Two years ago, Paul’s teacher noticed that the 10-year-old boy could no longer see anything on the board at the front of the class.
An ophthalmologist confirmed that Paul was one of the soaring number of children worldwide with myopia, also known as nearsightedness, an eye condition projected to affect half of the world’s population by 2050.
But the ophthalmologist in the western French city of Nantes had some good news: specially designed glasses had just become available that could slow down the progression of Paul’s myopia.
“After a year, the results were quite positive because his eyesight seemed to have stabilised,” Paul’s mother Caroline Boudet told AFP.
Previous research has suggested that myopia progresses 60 percent slower in children wearing the “Miyosmart” glasses compared to normal prescription glasses.
A six-year clinical study also found that the disorder did not start speeding up again if the children stopped using the glasses.
Developed by Japan’s Hoya Corporation, the Miyosmart lenses, which also function as normal glasses to help the children see clearly, have been available in numerous European countries including France and the UK for around two years.

Your task
Render this sentence from the article on childhood myopia in Spanish: "A six-year clinical study also found that the disorder did not start speeding up again if the children stopped using the glasses."

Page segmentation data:
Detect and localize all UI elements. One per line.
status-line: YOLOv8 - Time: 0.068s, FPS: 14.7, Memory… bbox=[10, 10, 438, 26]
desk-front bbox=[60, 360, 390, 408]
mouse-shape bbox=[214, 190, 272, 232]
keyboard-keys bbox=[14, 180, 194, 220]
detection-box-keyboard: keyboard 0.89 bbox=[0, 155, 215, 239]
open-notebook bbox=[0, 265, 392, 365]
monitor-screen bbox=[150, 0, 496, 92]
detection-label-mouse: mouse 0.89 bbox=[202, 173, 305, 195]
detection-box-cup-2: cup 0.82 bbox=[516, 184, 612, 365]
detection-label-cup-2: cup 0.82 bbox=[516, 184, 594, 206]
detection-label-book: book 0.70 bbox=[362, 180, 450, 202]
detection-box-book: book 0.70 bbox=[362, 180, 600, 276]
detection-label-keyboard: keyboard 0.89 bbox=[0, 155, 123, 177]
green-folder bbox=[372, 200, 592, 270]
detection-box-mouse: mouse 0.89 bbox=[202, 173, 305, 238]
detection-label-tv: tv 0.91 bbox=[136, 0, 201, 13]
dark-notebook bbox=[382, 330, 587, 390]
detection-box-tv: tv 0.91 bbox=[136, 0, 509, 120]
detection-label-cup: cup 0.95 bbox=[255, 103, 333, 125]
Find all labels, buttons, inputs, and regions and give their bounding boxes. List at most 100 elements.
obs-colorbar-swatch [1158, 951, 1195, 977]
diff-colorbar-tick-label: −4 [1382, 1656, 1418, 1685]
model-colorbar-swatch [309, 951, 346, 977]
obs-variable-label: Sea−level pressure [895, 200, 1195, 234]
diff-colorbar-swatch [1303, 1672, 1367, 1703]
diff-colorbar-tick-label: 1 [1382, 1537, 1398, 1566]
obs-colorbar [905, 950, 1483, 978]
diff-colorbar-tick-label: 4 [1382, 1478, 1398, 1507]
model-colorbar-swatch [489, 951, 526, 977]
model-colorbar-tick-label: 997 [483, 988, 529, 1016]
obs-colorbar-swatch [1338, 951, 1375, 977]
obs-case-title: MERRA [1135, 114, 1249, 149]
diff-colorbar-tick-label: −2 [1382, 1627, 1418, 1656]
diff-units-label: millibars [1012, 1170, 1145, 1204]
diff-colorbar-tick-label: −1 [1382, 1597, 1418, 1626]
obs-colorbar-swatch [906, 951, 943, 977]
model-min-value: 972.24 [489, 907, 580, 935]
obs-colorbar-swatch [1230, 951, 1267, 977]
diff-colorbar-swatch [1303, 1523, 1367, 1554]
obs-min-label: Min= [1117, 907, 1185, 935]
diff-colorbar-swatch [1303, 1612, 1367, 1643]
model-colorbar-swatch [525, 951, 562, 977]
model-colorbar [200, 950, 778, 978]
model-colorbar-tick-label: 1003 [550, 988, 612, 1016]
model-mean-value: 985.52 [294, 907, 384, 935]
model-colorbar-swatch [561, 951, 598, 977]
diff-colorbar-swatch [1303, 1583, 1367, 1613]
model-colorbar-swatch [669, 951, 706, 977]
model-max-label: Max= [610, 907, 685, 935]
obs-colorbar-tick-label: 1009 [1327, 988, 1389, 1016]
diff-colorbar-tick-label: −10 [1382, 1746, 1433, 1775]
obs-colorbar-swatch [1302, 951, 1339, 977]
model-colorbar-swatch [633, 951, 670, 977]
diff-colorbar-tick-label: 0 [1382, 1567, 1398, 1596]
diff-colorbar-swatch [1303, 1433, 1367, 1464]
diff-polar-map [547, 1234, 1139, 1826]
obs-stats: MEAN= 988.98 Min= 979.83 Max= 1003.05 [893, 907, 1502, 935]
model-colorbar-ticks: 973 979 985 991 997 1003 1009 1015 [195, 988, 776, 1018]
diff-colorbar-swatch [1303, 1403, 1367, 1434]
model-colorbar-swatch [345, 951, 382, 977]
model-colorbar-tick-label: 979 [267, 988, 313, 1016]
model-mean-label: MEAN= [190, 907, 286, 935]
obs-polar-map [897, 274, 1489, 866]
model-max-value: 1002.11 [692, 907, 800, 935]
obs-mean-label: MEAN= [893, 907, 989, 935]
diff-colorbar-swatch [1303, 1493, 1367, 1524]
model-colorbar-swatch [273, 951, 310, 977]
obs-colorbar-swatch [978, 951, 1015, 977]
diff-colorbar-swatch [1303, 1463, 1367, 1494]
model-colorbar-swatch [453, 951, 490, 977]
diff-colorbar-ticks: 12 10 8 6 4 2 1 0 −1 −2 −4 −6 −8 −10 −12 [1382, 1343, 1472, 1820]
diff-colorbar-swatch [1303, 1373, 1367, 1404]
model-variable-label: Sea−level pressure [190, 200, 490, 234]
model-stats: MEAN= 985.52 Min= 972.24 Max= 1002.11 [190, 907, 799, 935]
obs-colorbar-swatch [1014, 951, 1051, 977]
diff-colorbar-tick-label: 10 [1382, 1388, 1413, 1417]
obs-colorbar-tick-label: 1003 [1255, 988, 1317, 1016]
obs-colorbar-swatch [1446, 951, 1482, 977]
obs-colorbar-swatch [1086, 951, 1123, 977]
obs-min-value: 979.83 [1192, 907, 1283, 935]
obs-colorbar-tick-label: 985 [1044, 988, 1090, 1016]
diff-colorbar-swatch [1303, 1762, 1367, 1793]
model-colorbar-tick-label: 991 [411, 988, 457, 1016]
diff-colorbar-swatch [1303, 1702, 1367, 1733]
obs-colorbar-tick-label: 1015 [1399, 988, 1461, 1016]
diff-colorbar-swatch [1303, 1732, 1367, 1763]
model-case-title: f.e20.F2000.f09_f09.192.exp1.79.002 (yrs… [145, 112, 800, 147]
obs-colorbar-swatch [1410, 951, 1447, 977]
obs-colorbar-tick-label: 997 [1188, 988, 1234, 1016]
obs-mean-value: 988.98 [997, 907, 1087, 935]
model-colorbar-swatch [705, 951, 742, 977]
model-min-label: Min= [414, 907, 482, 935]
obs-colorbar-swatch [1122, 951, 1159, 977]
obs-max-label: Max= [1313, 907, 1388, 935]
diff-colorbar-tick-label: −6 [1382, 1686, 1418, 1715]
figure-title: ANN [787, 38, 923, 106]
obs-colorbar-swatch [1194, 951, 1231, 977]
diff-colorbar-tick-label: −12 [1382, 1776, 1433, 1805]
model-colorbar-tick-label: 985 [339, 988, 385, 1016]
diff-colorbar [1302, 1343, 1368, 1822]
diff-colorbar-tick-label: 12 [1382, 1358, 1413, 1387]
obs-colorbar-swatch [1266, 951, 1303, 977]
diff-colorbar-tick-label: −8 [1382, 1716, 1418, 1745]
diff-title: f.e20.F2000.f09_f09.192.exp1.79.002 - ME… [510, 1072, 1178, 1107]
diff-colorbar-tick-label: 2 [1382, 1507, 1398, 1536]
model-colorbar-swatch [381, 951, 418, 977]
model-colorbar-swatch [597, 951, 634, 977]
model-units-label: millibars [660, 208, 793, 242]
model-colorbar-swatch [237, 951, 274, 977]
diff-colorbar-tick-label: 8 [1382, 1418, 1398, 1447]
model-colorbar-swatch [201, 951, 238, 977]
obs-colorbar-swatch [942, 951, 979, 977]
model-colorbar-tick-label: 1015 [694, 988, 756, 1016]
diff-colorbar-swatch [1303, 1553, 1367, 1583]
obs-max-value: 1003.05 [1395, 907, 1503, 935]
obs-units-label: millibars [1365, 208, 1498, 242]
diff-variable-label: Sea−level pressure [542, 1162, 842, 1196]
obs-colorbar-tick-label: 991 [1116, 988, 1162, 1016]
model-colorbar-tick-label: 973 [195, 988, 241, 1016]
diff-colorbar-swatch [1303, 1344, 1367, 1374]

Problem solution
Un estudio clínico de seis años también determinó que el trastorno no volvía a acelerarse si los niños dejaban de usar las gafas.